Write out the listing below again, precisely as it is given.

Start

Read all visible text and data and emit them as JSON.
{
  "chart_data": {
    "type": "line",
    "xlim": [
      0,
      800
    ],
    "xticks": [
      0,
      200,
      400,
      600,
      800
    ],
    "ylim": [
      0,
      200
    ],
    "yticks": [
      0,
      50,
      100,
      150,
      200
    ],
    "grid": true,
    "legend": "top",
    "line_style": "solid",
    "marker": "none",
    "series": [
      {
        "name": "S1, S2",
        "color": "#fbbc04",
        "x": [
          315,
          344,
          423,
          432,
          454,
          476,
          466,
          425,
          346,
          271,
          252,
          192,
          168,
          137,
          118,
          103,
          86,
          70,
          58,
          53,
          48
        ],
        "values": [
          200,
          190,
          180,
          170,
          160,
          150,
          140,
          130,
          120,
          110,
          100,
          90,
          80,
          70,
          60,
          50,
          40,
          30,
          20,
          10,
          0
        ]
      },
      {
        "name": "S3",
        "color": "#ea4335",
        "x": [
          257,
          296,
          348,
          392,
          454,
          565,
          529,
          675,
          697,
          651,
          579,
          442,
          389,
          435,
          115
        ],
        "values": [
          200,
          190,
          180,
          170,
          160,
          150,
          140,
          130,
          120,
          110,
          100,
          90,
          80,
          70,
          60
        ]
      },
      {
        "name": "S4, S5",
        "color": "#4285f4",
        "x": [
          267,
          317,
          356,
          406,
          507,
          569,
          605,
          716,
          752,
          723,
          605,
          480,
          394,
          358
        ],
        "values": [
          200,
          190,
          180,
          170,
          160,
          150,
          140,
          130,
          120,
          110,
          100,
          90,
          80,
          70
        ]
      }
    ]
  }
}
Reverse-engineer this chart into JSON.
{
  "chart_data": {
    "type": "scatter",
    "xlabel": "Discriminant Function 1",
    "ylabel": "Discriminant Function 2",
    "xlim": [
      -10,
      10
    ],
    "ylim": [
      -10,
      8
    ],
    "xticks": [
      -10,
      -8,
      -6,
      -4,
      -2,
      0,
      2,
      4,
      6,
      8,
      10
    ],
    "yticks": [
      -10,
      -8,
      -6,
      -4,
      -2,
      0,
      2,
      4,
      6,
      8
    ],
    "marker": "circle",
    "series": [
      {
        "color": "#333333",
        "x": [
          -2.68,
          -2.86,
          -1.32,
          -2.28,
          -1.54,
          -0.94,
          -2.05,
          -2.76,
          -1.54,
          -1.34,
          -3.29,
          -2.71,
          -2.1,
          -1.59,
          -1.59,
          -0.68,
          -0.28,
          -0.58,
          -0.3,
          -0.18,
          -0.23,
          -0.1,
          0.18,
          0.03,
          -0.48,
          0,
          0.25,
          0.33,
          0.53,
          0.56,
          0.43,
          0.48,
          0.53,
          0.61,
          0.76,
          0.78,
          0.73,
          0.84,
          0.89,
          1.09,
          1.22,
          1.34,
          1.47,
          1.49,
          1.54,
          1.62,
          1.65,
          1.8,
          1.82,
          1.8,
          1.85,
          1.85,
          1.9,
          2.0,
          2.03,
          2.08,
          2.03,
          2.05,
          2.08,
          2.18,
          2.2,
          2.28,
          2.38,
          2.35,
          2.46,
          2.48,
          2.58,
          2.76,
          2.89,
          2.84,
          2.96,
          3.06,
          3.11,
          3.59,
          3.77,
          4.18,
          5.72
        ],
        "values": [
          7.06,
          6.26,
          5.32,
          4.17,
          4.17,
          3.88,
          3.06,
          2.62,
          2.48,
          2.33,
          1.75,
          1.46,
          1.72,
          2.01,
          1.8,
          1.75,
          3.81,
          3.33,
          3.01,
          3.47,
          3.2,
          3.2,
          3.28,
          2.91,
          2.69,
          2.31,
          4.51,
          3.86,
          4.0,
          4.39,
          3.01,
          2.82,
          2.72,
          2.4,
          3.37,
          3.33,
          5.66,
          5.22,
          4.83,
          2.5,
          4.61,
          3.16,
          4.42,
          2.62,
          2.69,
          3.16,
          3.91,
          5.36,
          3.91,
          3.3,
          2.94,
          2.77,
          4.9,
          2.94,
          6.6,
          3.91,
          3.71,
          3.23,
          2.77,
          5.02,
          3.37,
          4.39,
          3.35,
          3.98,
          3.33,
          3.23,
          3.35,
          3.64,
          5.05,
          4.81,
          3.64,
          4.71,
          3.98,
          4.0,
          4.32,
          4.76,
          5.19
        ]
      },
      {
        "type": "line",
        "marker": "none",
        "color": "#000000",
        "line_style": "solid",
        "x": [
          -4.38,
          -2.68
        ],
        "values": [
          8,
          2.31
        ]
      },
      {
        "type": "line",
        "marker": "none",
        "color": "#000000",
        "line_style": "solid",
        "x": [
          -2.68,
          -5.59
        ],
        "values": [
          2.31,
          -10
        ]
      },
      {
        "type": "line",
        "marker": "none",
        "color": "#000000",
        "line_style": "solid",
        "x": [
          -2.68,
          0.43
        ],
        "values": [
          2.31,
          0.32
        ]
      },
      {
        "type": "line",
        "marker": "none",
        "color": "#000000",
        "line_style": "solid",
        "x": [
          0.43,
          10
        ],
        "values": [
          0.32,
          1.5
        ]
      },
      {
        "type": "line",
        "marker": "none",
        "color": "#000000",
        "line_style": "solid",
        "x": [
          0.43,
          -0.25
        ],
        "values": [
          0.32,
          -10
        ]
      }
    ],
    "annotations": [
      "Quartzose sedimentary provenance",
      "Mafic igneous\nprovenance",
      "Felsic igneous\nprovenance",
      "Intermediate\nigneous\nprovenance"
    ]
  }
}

End

> **Finished exercise**:
Read all visible text and data and emit them as JSON.
{
  "chart_data": {
    "type": "line",
    "xlim": [
      0,
      800
    ],
    "xticks": [
      0,
      200,
      400,
      600,
      800
    ],
    "ylim": [
      0,
      200
    ],
    "yticks": [
      0,
      50,
      100,
      150,
      200
    ],
    "grid": true,
    "legend": "top",
    "line_style": "solid",
    "marker": "none",
    "series": [
      {
        "name": "S1, S2",
        "color": "#fbbc04",
        "x": [
          315,
          344,
          423,
          432,
          454,
          476,
          466,
          425,
          346,
          271,
          252,
          192,
          168,
          137,
          118,
          103,
          86,
          70,
          58,
          53,
          48
        ],
        "values": [
          200,
          190,
          180,
          170,
          160,
          150,
          140,
          130,
          120,
          110,
          100,
          90,
          80,
          70,
          60,
          50,
          40,
          30,
          20,
          10,
          0
        ]
      },
      {
        "name": "S3",
        "color": "#ea4335",
        "x": [
          257,
          296,
          348,
          392,
          454,
          565,
          529,
          675,
          697,
          651,
          579,
          442,
          389,
          435,
          115
        ],
        "values": [
          200,
          190,
          180,
          170,
          160,
          150,
          140,
          130,
          120,
          110,
          100,
          90,
          80,
          70,
          60
        ]
      },
      {
        "name": "S4, S5",
        "color": "#4285f4",
        "x": [
          267,
          317,
          356,
          406,
          507,
          569,
          605,
          716,
          752,
          723,
          605,
          480,
          394,
          358
        ],
        "values": [
          200,
          190,
          180,
          170,
          160,
          150,
          140,
          130,
          120,
          110,
          100,
          90,
          80,
          70
        ]
      }
    ]
  }
}
Reverse-engineer this chart into JSON.
{
  "chart_data": {
    "type": "scatter",
    "xlabel": "Discriminant Function 1",
    "ylabel": "Discriminant Function 2",
    "xlim": [
      -10,
      10
    ],
    "ylim": [
      -10,
      8
    ],
    "xticks": [
      -10,
      -8,
      -6,
      -4,
      -2,
      0,
      2,
      4,
      6,
      8,
      10
    ],
    "yticks": [
      -10,
      -8,
      -6,
      -4,
      -2,
      0,
      2,
      4,
      6,
      8
    ],
    "marker": "circle",
    "series": [
      {
        "color": "#333333",
        "x": [
          -2.68,
          -2.86,
          -1.32,
          -2.28,
          -1.54,
          -0.94,
          -2.05,
          -2.76,
          -1.54,
          -1.34,
          -3.29,
          -2.71,
          -2.1,
          -1.59,
          -1.59,
          -0.68,
          -0.28,
          -0.58,
          -0.3,
          -0.18,
          -0.23,
          -0.1,
          0.18,
          0.03,
          -0.48,
          0,
          0.25,
          0.33,
          0.53,
          0.56,
          0.43,
          0.48,
          0.53,
          0.61,
          0.76,
          0.78,
          0.73,
          0.84,
          0.89,
          1.09,
          1.22,
          1.34,
          1.47,
          1.49,
          1.54,
          1.62,
          1.65,
          1.8,
          1.82,
          1.8,
          1.85,
          1.85,
          1.9,
          2.0,
          2.03,
          2.08,
          2.03,
          2.05,
          2.08,
          2.18,
          2.2,
          2.28,
          2.38,
          2.35,
          2.46,
          2.48,
          2.58,
          2.76,
          2.89,
          2.84,
          2.96,
          3.06,
          3.11,
          3.59,
          3.77,
          4.18,
          5.72
        ],
        "values": [
          7.06,
          6.26,
          5.32,
          4.17,
          4.17,
          3.88,
          3.06,
          2.62,
          2.48,
          2.33,
          1.75,
          1.46,
          1.72,
          2.01,
          1.8,
          1.75,
          3.81,
          3.33,
          3.01,
          3.47,
          3.2,
          3.2,
          3.28,
          2.91,
          2.69,
          2.31,
          4.51,
          3.86,
          4.0,
          4.39,
          3.01,
          2.82,
          2.72,
          2.4,
          3.37,
          3.33,
          5.66,
          5.22,
          4.83,
          2.5,
          4.61,
          3.16,
          4.42,
          2.62,
          2.69,
          3.16,
          3.91,
          5.36,
          3.91,
          3.3,
          2.94,
          2.77,
          4.9,
          2.94,
          6.6,
          3.91,
          3.71,
          3.23,
          2.77,
          5.02,
          3.37,
          4.39,
          3.35,
          3.98,
          3.33,
          3.23,
          3.35,
          3.64,
          5.05,
          4.81,
          3.64,
          4.71,
          3.98,
          4.0,
          4.32,
          4.76,
          5.19
        ]
      },
      {
        "type": "line",
        "marker": "none",
        "color": "#000000",
        "line_style": "solid",
        "x": [
          -4.38,
          -2.68
        ],
        "values": [
          8,
          2.31
        ]
      },
      {
        "type": "line",
        "marker": "none",
        "color": "#000000",
        "line_style": "solid",
        "x": [
          -2.68,
          -5.59
        ],
        "values": [
          2.31,
          -10
        ]
      },
      {
        "type": "line",
        "marker": "none",
        "color": "#000000",
        "line_style": "solid",
        "x": [
          -2.68,
          0.43
        ],
        "values": [
          2.31,
          0.32
        ]
      },
      {
        "type": "line",
        "marker": "none",
        "color": "#000000",
        "line_style": "solid",
        "x": [
          0.43,
          10
        ],
        "values": [
          0.32,
          1.5
        ]
      },
      {
        "type": "line",
        "marker": "none",
        "color": "#000000",
        "line_style": "solid",
        "x": [
          0.43,
          -0.25
        ],
        "values": [
          0.32,
          -10
        ]
      }
    ],
    "annotations": [
      "Quartzose sedimentary provenance",
      "Mafic igneous\nprovenance",
      "Felsic igneous\nprovenance",
      "Intermediate\nigneous\nprovenance"
    ]
  }
}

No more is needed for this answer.